**ENTRIES SHOWN**
——

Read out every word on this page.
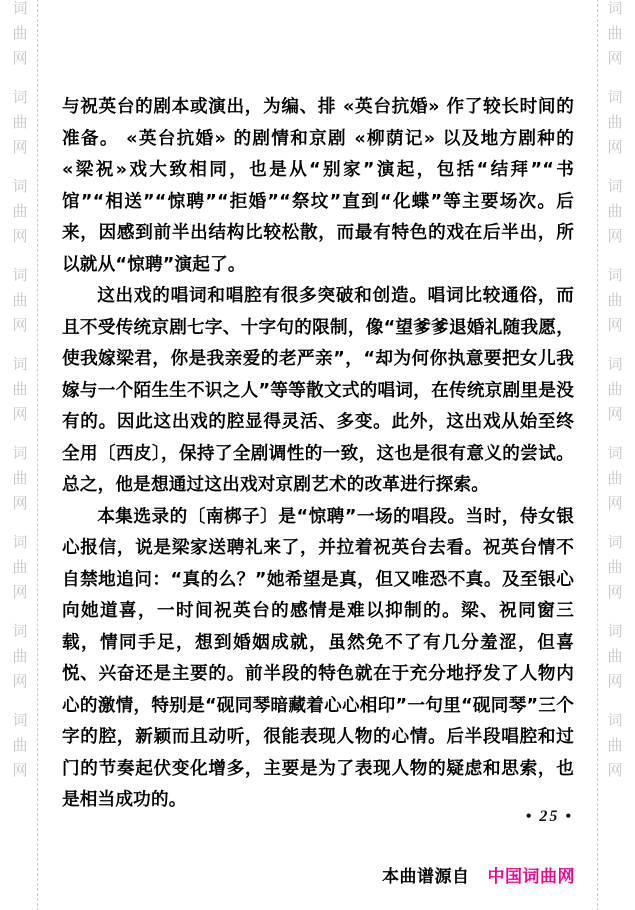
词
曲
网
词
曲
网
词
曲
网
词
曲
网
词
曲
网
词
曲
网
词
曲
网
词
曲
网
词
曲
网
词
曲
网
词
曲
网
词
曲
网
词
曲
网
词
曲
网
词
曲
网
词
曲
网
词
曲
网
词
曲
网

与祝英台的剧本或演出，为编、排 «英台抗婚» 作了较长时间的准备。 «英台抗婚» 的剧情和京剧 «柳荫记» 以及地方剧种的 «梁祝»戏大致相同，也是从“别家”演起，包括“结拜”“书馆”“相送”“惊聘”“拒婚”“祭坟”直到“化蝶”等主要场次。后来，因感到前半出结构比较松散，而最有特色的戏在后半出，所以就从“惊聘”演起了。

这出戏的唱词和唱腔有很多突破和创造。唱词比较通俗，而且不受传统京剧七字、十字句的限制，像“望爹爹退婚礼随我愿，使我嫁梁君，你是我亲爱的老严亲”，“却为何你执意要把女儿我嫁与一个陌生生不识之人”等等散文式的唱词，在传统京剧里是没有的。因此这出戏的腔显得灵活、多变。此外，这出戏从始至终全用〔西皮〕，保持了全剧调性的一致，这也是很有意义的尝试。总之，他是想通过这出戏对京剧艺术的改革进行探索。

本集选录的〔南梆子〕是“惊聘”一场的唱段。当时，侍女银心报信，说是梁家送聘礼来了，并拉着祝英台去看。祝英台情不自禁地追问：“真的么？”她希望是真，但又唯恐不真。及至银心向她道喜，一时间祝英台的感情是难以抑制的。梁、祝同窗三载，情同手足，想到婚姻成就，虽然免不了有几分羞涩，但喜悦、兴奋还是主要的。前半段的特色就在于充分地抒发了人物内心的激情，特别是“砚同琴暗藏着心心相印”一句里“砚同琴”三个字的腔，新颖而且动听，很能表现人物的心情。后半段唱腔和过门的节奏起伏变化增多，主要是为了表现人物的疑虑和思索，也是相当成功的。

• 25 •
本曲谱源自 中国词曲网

——

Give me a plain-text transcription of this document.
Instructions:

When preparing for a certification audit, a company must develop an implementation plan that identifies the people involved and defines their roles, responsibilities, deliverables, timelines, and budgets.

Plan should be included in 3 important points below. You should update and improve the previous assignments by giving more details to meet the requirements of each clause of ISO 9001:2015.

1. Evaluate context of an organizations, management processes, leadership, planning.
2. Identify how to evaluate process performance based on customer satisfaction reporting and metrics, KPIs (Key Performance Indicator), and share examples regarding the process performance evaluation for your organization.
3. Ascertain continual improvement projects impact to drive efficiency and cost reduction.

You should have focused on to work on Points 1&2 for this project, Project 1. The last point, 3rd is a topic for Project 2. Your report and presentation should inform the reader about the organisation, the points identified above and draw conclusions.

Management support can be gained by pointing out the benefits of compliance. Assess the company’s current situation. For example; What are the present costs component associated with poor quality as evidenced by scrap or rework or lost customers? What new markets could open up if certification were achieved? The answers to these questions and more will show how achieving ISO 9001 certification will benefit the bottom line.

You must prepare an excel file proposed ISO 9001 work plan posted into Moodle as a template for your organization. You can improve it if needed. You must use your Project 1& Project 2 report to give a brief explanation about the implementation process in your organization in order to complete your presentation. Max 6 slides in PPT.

——

**WHAT IS NEEDED**
What is the number of lines holding the word "certification"? State it alone.

**TASK ANSWER**
2